_Task objective_. Copy each line where the word "marker" occurs.

_Records for the exercise_.
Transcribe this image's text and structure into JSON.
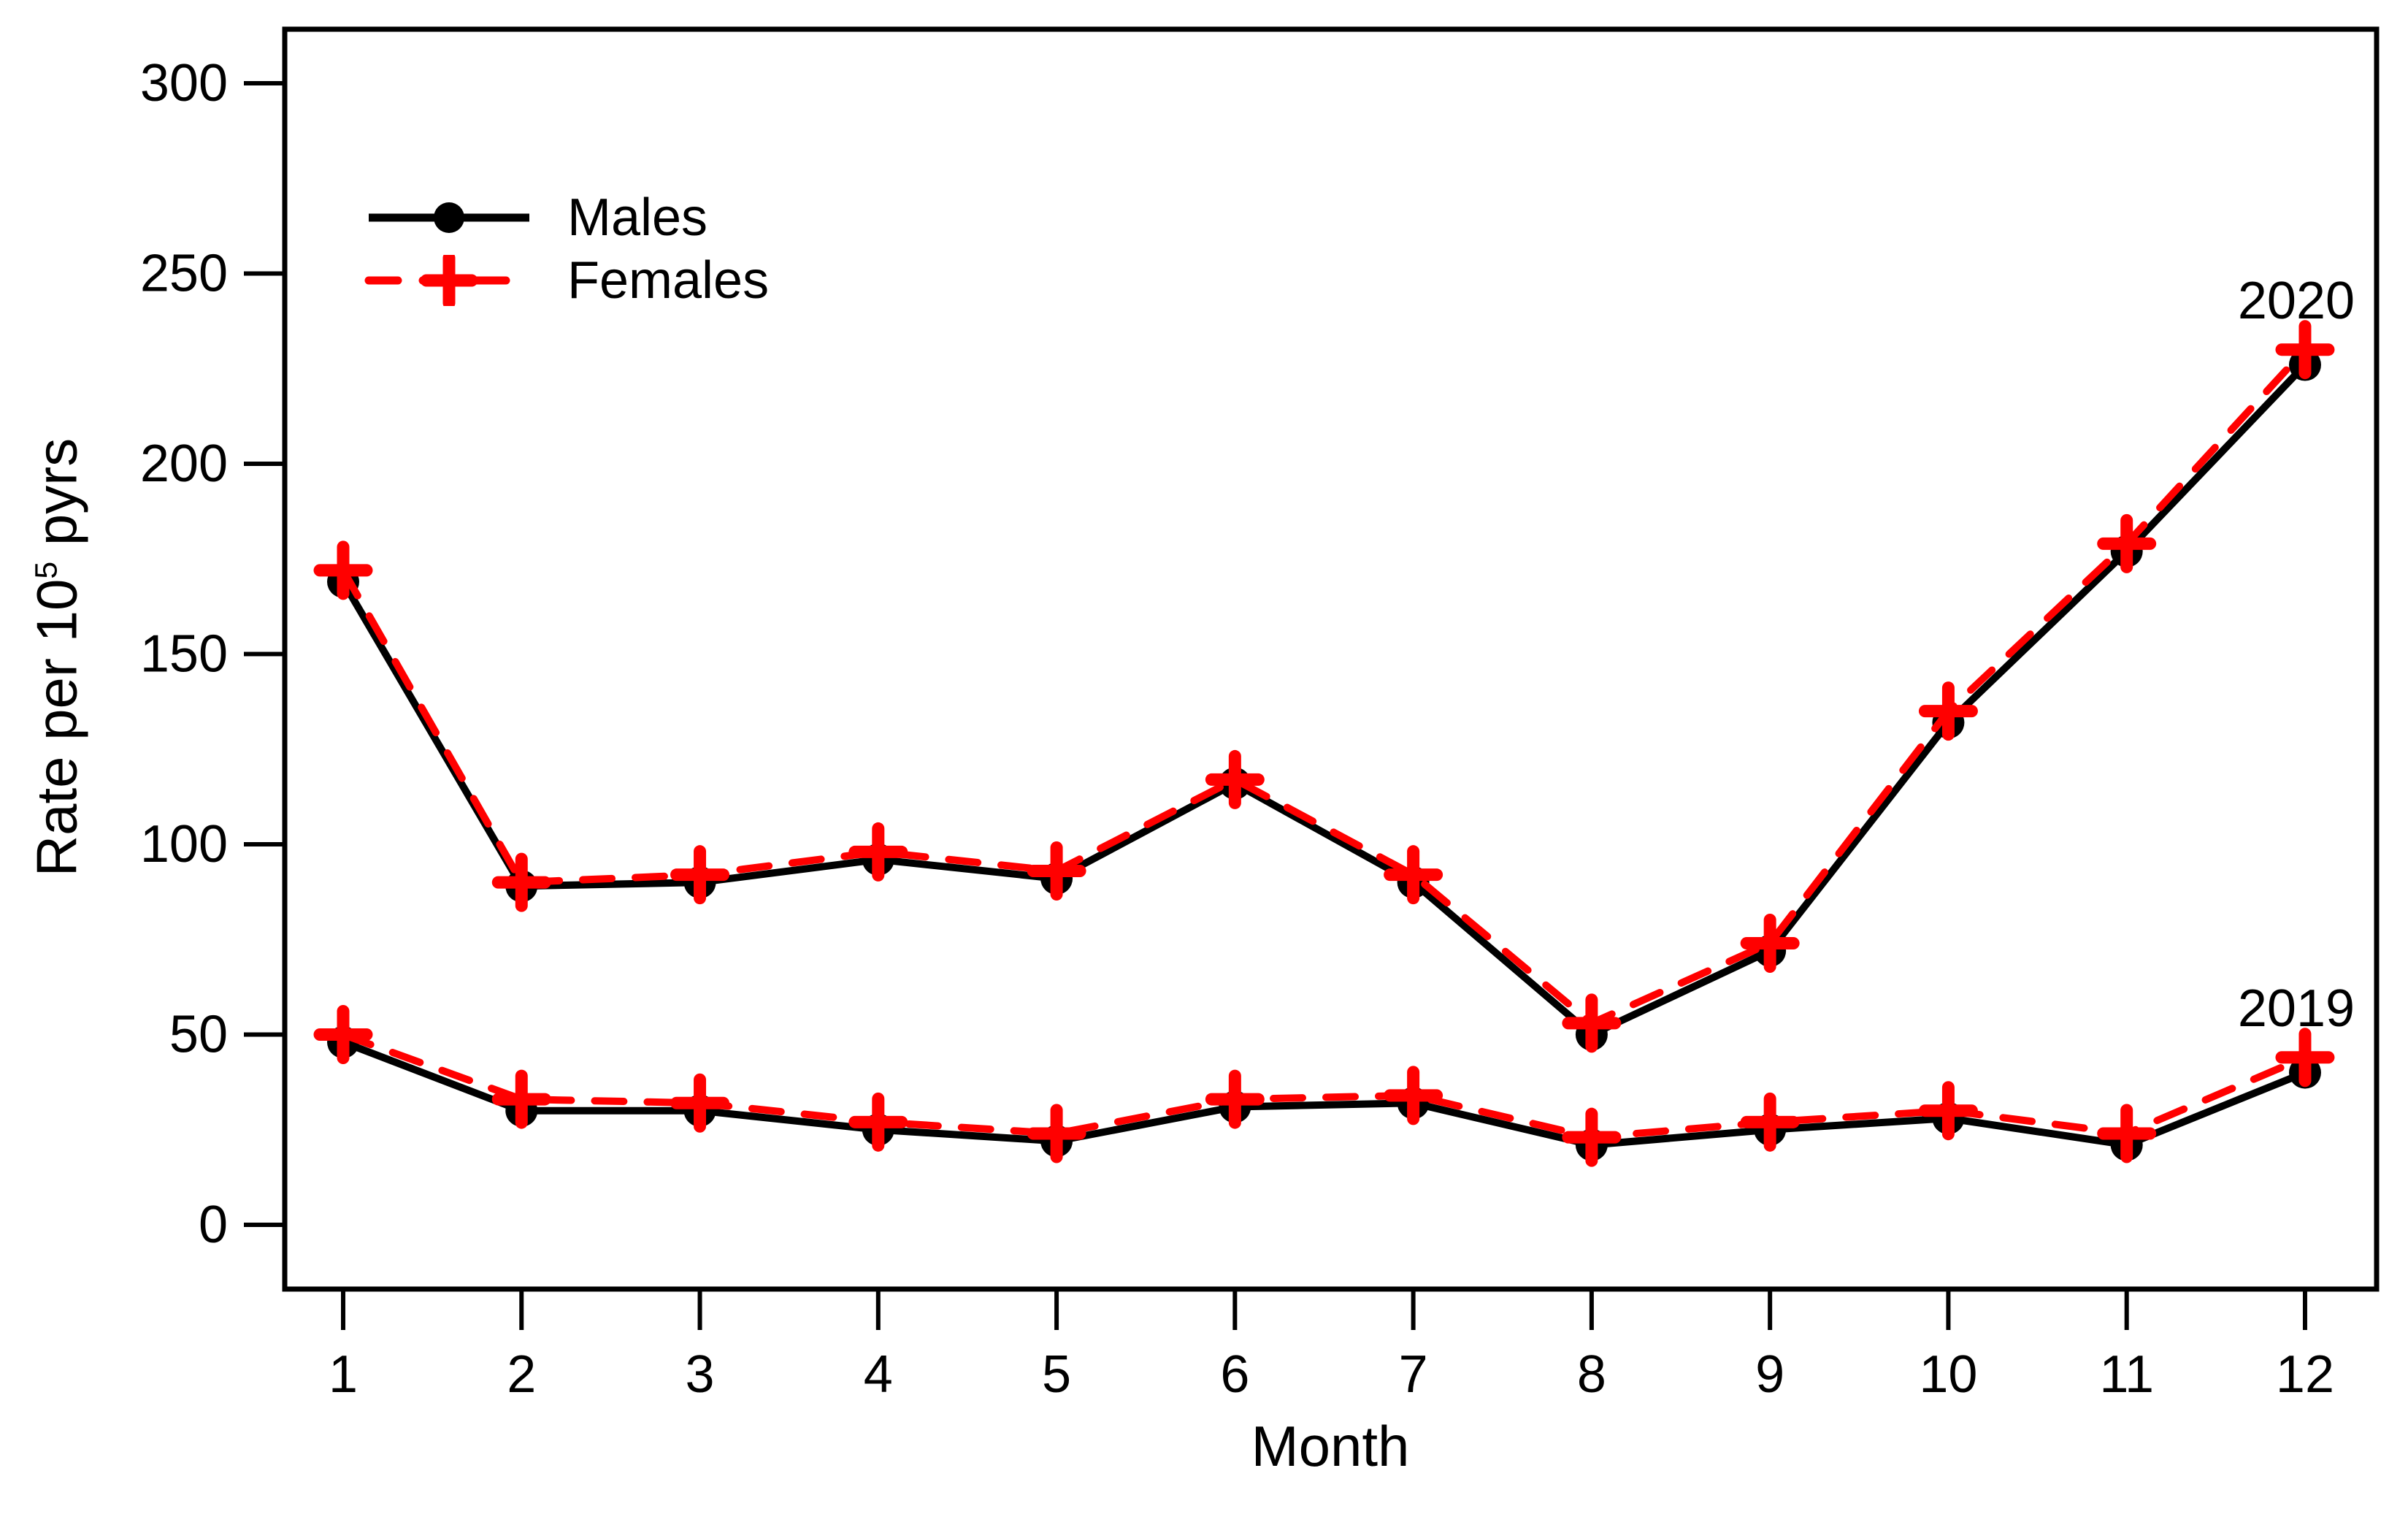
{
  "chart_data": {
    "type": "line",
    "title": "",
    "xlabel": "Month",
    "ylabel": {
      "prefix": "Rate per 10",
      "exponent": "5",
      "suffix": " pyrs"
    },
    "x": [
      1,
      2,
      3,
      4,
      5,
      6,
      7,
      8,
      9,
      10,
      11,
      12
    ],
    "xlim": [
      1,
      12
    ],
    "ylim": [
      0,
      300
    ],
    "yticks": [
      0,
      50,
      100,
      150,
      200,
      250,
      300
    ],
    "grid": "off",
    "colors": {
      "males": "#000000",
      "females": "#ff0000"
    },
    "legend": {
      "position": "upper-left",
      "entries": [
        {
          "label": "Males",
          "color": "#000000",
          "line": "solid",
          "marker": "circle"
        },
        {
          "label": "Females",
          "color": "#ff0000",
          "line": "dashed",
          "marker": "plus"
        }
      ]
    },
    "annotations": [
      {
        "text": "2020",
        "month": 12,
        "series": "Females 2020"
      },
      {
        "text": "2019",
        "month": 12,
        "series": "Females 2019"
      }
    ],
    "series": [
      {
        "name": "Males",
        "year": "2020",
        "color": "#000000",
        "line": "solid",
        "marker": "circle",
        "values": [
          169,
          89,
          90,
          96,
          91,
          116,
          90,
          50,
          72,
          132,
          177,
          226
        ]
      },
      {
        "name": "Females",
        "year": "2020",
        "color": "#ff0000",
        "line": "dashed",
        "marker": "plus",
        "values": [
          172,
          90,
          92,
          98,
          93,
          117,
          92,
          53,
          74,
          135,
          179,
          230
        ]
      },
      {
        "name": "Males",
        "year": "2019",
        "color": "#000000",
        "line": "solid",
        "marker": "circle",
        "values": [
          48,
          30,
          30,
          25,
          22,
          31,
          32,
          21,
          25,
          28,
          21,
          40
        ]
      },
      {
        "name": "Females",
        "year": "2019",
        "color": "#ff0000",
        "line": "dashed",
        "marker": "plus",
        "values": [
          50,
          33,
          32,
          27,
          24,
          33,
          34,
          23,
          27,
          30,
          24,
          44
        ]
      }
    ]
  }
}
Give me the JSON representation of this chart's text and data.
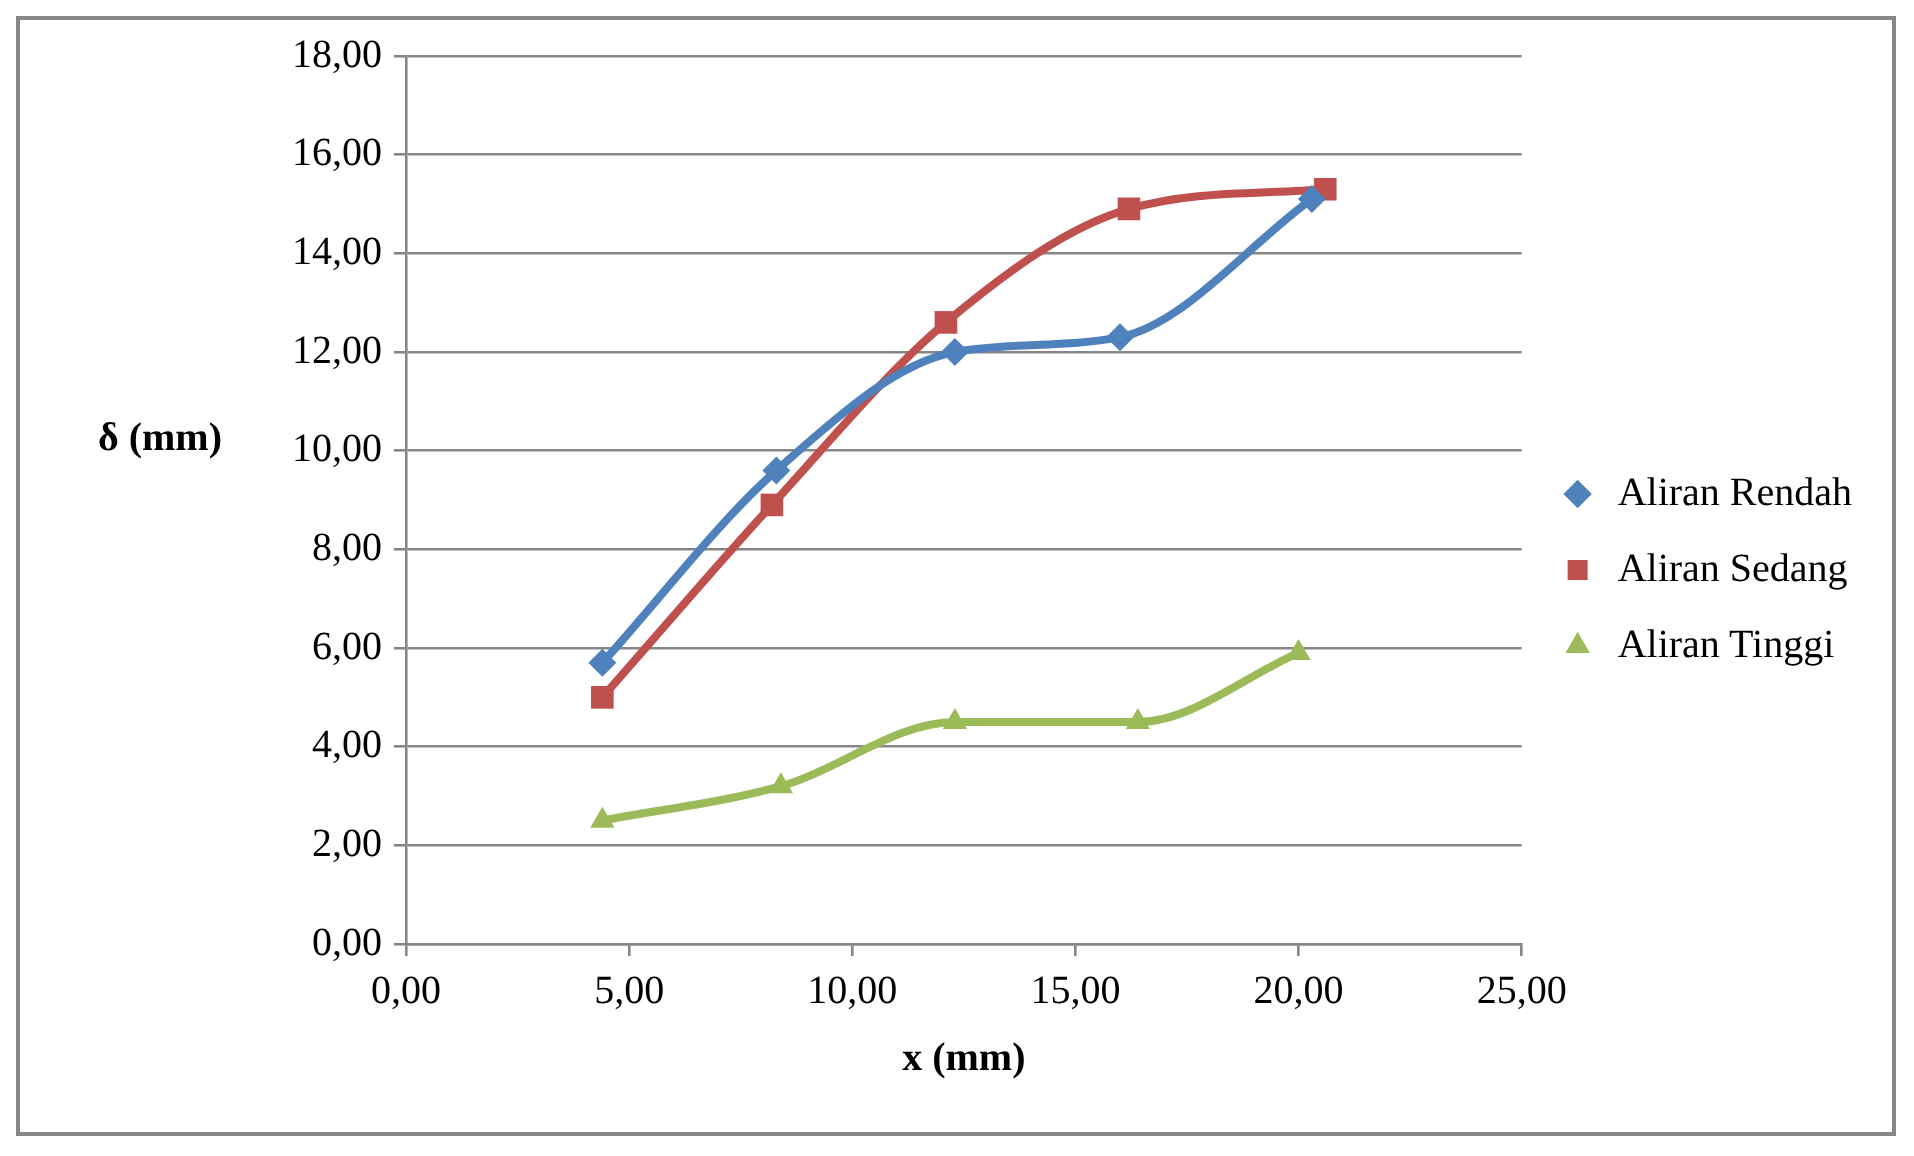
{
  "chart_data": {
    "type": "line",
    "xlabel": "x (mm)",
    "ylabel": "δ (mm)",
    "xlim": [
      0,
      25
    ],
    "xticks": [
      {
        "value": 0,
        "label": "0,00"
      },
      {
        "value": 5,
        "label": "5,00"
      },
      {
        "value": 10,
        "label": "10,00"
      },
      {
        "value": 15,
        "label": "15,00"
      },
      {
        "value": 20,
        "label": "20,00"
      },
      {
        "value": 25,
        "label": "25,00"
      }
    ],
    "ylim": [
      0,
      18
    ],
    "yticks": [
      {
        "value": 0,
        "label": "0,00"
      },
      {
        "value": 2,
        "label": "2,00"
      },
      {
        "value": 4,
        "label": "4,00"
      },
      {
        "value": 6,
        "label": "6,00"
      },
      {
        "value": 8,
        "label": "8,00"
      },
      {
        "value": 10,
        "label": "10,00"
      },
      {
        "value": 12,
        "label": "12,00"
      },
      {
        "value": 14,
        "label": "14,00"
      },
      {
        "value": 16,
        "label": "16,00"
      },
      {
        "value": 18,
        "label": "18,00"
      }
    ],
    "grid": "y",
    "legend": "right",
    "series": [
      {
        "name": "Aliran Rendah",
        "color": "#4f81bd",
        "marker": "diamond",
        "x": [
          4.4,
          8.3,
          12.3,
          16.0,
          20.3
        ],
        "values": [
          5.7,
          9.6,
          12.0,
          12.3,
          15.1
        ]
      },
      {
        "name": "Aliran Sedang",
        "color": "#c0504d",
        "marker": "square",
        "x": [
          4.4,
          8.2,
          12.1,
          16.2,
          20.6
        ],
        "values": [
          5.0,
          8.9,
          12.6,
          14.9,
          15.3
        ]
      },
      {
        "name": "Aliran Tinggi",
        "color": "#9bbb59",
        "marker": "triangle",
        "x": [
          4.4,
          8.4,
          12.3,
          16.4,
          20.0
        ],
        "values": [
          2.5,
          3.2,
          4.5,
          4.5,
          5.9
        ]
      }
    ]
  }
}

_Exercise answer_.
          "marker": "circle"
          "marker": "plus"
        "marker": "circle",
        "marker": "plus",
        "marker": "circle",
        "marker": "plus",
        "marker": "diamond",
        "marker": "square",
        "marker": "triangle",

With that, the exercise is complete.